'''

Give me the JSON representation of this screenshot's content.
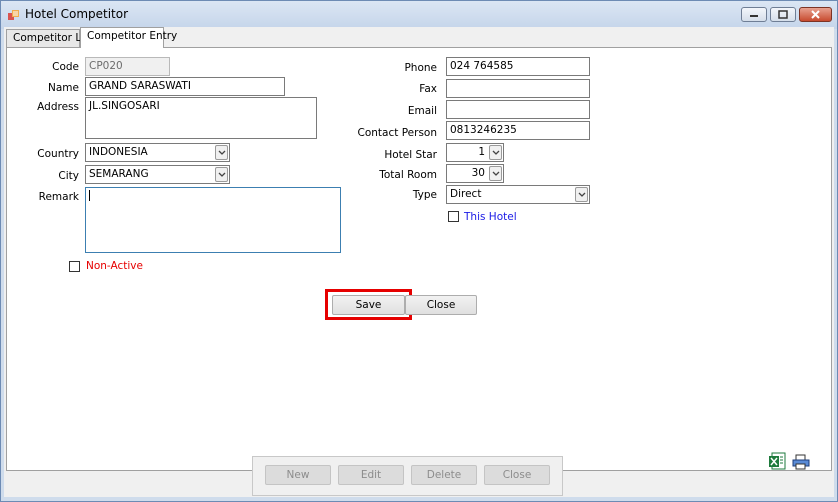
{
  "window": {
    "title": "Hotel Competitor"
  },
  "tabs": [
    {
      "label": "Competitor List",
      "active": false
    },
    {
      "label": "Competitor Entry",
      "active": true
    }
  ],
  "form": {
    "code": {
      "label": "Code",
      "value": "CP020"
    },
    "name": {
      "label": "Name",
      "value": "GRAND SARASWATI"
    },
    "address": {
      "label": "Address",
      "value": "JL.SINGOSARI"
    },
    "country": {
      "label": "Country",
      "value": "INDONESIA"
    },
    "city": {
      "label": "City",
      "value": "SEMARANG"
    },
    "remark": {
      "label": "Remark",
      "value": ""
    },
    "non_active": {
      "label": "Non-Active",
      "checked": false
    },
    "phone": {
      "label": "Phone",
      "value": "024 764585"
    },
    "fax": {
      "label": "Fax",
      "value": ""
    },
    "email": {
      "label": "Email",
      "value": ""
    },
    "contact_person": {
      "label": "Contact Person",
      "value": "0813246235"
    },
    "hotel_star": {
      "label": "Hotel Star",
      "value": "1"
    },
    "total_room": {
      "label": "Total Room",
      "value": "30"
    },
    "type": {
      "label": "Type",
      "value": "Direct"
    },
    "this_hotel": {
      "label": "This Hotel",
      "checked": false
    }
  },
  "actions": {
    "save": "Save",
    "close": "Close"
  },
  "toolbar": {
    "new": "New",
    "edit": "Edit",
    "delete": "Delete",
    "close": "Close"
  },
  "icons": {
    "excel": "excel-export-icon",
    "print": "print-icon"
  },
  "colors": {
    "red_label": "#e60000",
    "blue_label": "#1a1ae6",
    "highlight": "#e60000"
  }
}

'''

**Task goal**
Every record must be copied exactly, with the pictures left out.

**Response to this task**
Give me the JSON representation of this screenshot's content.
{
  "window": {
    "title": "Hotel Competitor"
  },
  "tabs": [
    {
      "label": "Competitor List",
      "active": false
    },
    {
      "label": "Competitor Entry",
      "active": true
    }
  ],
  "form": {
    "code": {
      "label": "Code",
      "value": "CP020"
    },
    "name": {
      "label": "Name",
      "value": "GRAND SARASWATI"
    },
    "address": {
      "label": "Address",
      "value": "JL.SINGOSARI"
    },
    "country": {
      "label": "Country",
      "value": "INDONESIA"
    },
    "city": {
      "label": "City",
      "value": "SEMARANG"
    },
    "remark": {
      "label": "Remark",
      "value": ""
    },
    "non_active": {
      "label": "Non-Active",
      "checked": false
    },
    "phone": {
      "label": "Phone",
      "value": "024 764585"
    },
    "fax": {
      "label": "Fax",
      "value": ""
    },
    "email": {
      "label": "Email",
      "value": ""
    },
    "contact_person": {
      "label": "Contact Person",
      "value": "0813246235"
    },
    "hotel_star": {
      "label": "Hotel Star",
      "value": "1"
    },
    "total_room": {
      "label": "Total Room",
      "value": "30"
    },
    "type": {
      "label": "Type",
      "value": "Direct"
    },
    "this_hotel": {
      "label": "This Hotel",
      "checked": false
    }
  },
  "actions": {
    "save": "Save",
    "close": "Close"
  },
  "toolbar": {
    "new": "New",
    "edit": "Edit",
    "delete": "Delete",
    "close": "Close"
  },
  "icons": {
    "excel": "excel-export-icon",
    "print": "print-icon"
  },
  "colors": {
    "red_label": "#e60000",
    "blue_label": "#1a1ae6",
    "highlight": "#e60000"
  }
}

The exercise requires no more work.